### Task instructions:
Pull out every line in the data that has the string "средства" in it.

Items from a dataset
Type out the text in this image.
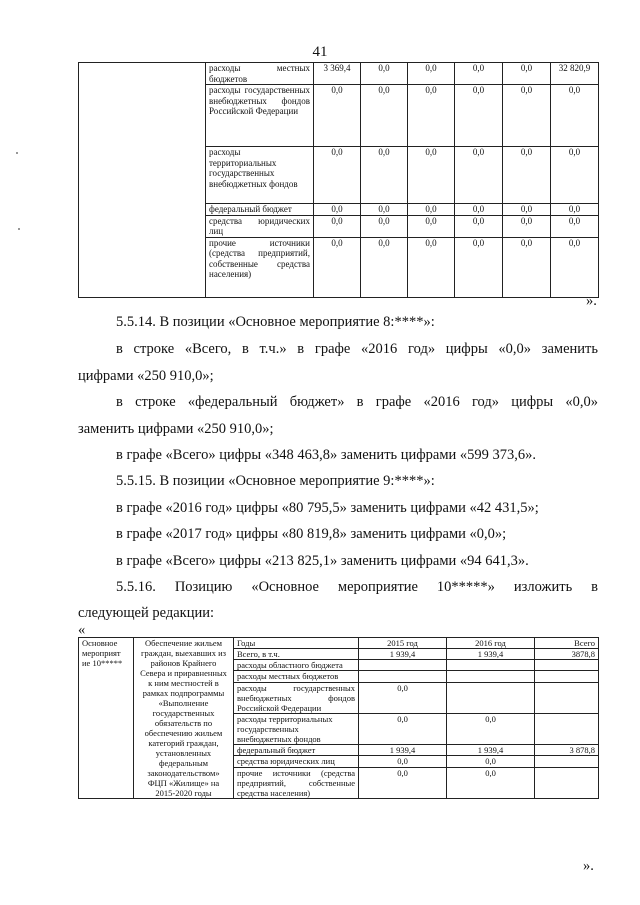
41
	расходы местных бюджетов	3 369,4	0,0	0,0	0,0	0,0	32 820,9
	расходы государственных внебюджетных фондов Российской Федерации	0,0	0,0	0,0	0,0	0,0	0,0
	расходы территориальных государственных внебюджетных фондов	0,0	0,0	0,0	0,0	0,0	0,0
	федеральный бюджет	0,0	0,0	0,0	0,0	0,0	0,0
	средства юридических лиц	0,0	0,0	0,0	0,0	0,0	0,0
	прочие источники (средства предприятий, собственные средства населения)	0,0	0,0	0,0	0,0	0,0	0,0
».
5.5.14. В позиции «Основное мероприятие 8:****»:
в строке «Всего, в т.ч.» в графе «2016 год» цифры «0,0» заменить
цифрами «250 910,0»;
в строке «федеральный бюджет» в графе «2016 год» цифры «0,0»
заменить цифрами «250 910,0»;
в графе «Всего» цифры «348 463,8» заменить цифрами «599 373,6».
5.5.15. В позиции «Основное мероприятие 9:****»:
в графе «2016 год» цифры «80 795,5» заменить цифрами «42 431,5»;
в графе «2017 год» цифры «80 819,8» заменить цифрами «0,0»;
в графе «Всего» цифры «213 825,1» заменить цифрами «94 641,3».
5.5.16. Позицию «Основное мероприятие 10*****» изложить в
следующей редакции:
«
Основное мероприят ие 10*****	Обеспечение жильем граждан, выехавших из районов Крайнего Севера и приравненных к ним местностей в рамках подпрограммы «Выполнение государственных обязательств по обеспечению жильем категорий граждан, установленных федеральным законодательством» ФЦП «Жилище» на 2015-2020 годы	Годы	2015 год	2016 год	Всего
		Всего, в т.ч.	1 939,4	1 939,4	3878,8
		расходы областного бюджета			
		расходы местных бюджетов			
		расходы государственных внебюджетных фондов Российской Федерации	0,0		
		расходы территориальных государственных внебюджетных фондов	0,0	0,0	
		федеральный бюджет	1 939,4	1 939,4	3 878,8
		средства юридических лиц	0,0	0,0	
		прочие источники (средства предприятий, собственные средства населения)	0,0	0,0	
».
==
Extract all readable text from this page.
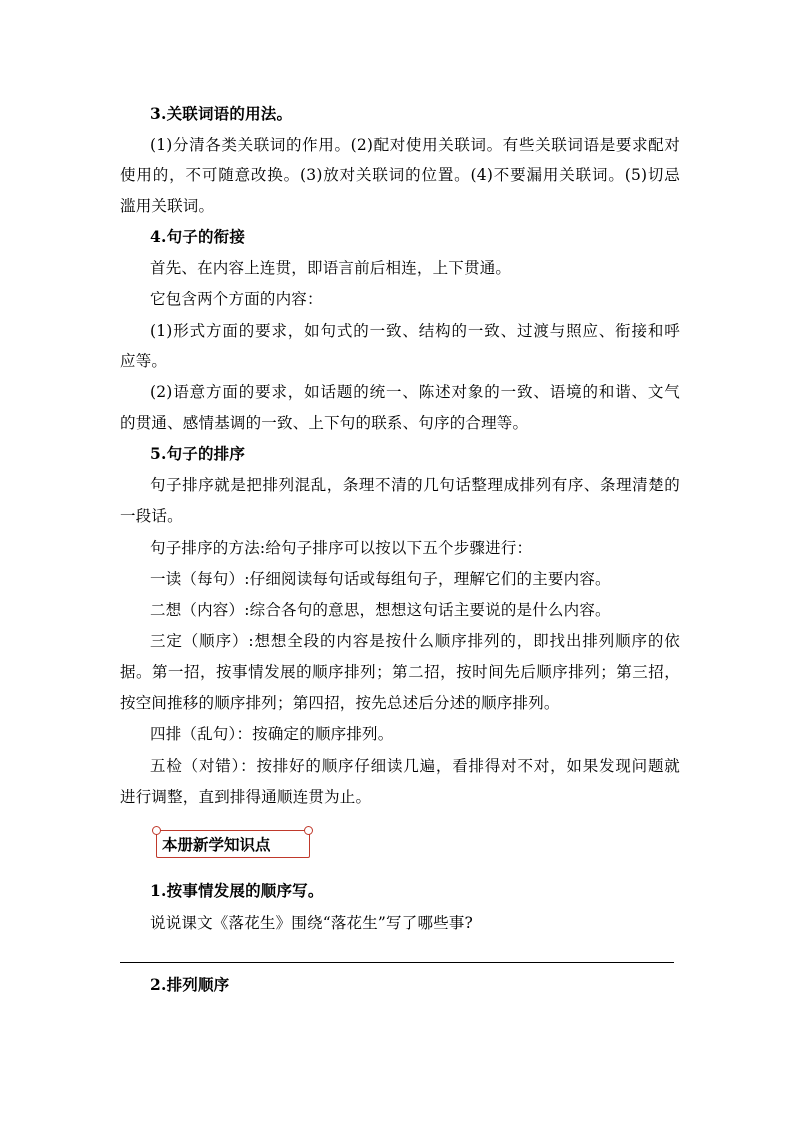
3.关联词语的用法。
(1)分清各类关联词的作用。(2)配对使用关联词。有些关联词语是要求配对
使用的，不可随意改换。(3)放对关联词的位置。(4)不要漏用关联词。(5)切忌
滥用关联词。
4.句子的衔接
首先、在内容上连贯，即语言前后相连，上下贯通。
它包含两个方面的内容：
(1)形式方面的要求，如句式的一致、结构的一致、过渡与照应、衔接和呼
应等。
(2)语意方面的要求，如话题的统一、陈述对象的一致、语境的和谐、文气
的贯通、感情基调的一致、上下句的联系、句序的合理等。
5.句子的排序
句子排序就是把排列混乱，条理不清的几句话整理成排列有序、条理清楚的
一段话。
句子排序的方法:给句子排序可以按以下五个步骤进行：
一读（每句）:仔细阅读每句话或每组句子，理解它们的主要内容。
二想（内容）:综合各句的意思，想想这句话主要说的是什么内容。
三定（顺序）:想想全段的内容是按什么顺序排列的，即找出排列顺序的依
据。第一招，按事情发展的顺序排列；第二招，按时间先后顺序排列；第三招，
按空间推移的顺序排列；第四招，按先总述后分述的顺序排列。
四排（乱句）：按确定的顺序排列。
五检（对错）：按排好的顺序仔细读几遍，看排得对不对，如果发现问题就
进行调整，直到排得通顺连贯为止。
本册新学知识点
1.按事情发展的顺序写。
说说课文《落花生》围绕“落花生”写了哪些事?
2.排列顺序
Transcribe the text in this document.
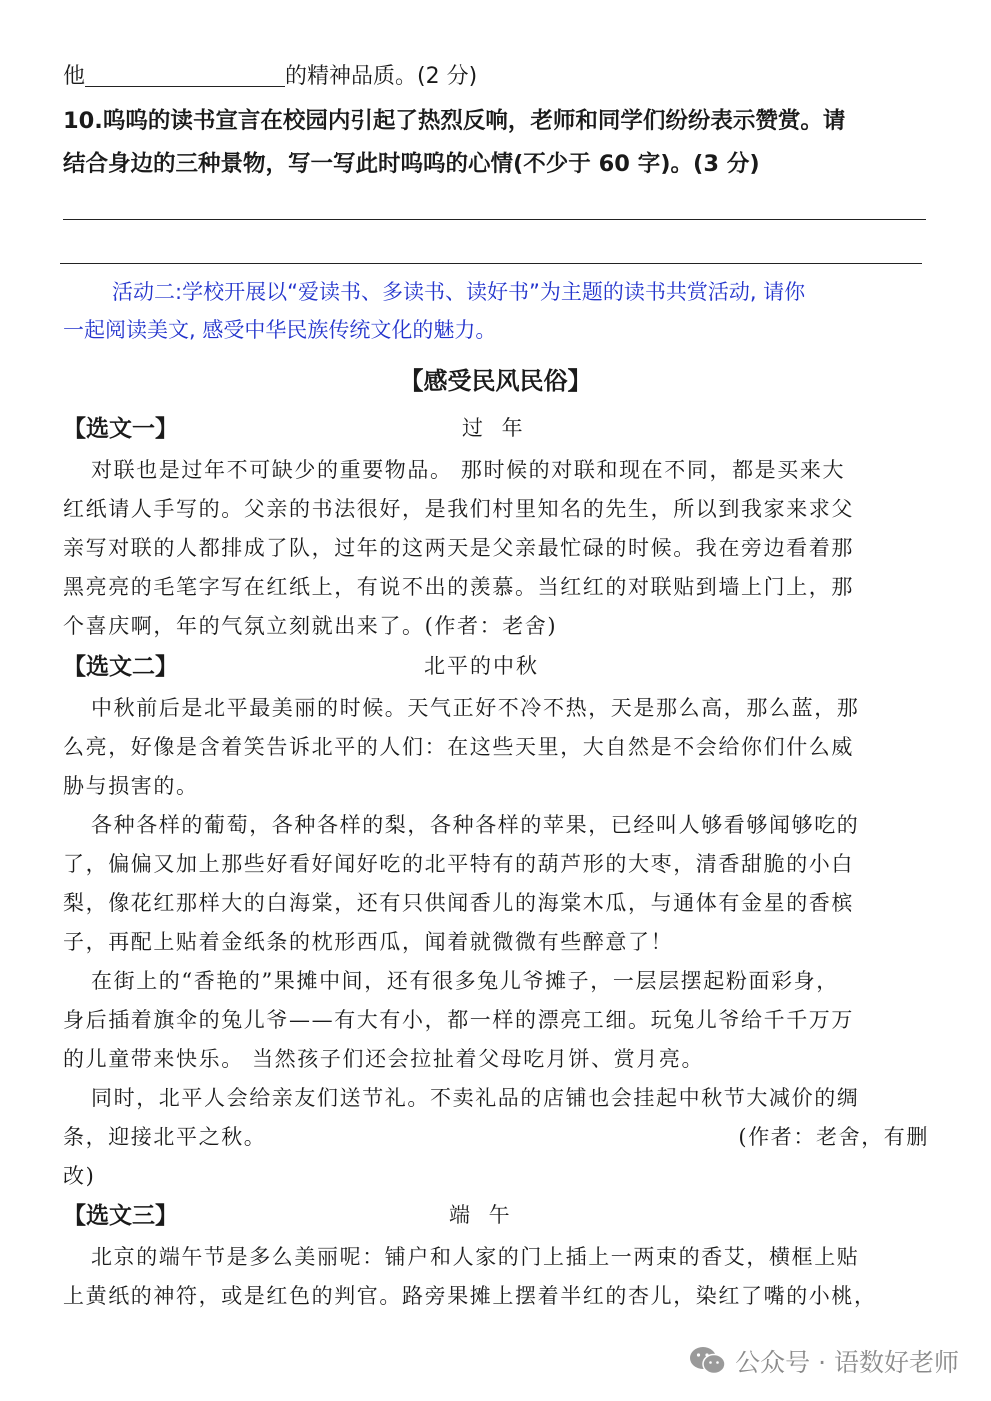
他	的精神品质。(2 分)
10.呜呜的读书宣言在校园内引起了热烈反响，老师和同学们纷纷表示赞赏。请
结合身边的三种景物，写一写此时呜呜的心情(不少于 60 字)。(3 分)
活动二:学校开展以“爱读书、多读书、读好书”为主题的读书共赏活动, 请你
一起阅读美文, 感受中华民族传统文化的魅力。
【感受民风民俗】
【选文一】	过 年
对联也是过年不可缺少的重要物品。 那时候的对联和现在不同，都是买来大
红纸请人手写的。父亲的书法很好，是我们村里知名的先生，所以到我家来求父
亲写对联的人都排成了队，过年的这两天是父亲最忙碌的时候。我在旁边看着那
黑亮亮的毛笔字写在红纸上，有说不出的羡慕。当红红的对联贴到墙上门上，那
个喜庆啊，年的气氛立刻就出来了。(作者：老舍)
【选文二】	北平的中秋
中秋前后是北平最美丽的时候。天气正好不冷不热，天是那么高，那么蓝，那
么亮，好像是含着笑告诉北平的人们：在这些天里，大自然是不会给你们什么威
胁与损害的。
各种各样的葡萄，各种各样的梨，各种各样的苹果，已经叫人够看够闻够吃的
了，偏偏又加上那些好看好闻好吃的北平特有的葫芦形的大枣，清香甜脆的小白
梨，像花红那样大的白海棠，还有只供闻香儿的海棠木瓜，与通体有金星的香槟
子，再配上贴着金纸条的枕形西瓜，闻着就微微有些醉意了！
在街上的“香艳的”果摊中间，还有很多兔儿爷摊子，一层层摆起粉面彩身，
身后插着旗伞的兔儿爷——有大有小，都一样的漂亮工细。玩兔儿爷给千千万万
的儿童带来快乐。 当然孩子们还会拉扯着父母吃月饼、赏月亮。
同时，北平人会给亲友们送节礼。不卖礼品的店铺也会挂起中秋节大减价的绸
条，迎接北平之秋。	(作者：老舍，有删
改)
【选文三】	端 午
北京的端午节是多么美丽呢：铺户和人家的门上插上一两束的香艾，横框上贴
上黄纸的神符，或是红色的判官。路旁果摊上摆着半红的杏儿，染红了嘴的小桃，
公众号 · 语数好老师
--
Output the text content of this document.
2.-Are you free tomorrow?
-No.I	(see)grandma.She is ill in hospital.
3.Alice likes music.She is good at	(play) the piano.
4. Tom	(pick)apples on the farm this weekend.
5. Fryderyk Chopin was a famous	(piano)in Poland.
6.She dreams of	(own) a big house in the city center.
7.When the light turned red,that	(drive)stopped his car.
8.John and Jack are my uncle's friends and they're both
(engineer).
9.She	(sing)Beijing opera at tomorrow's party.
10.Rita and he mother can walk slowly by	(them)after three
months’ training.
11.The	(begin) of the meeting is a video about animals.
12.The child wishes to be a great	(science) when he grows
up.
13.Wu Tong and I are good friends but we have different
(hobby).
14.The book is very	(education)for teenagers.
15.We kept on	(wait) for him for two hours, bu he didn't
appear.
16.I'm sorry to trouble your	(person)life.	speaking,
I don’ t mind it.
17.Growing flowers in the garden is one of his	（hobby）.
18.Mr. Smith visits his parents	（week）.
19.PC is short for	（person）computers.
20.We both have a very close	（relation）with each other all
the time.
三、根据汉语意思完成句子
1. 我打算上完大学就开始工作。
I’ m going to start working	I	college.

### Right answer:
	средства юридических лиц	0,0	0,0	0,0	0,0	0,0	0,0
	прочие источники (средства предприятий, собственные средства населения)	0,0	0,0	0,0	0,0	0,0	0,0
		средства юридических лиц	0,0	0,0	
		прочие источники (средства предприятий, собственные средства населения)	0,0	0,0	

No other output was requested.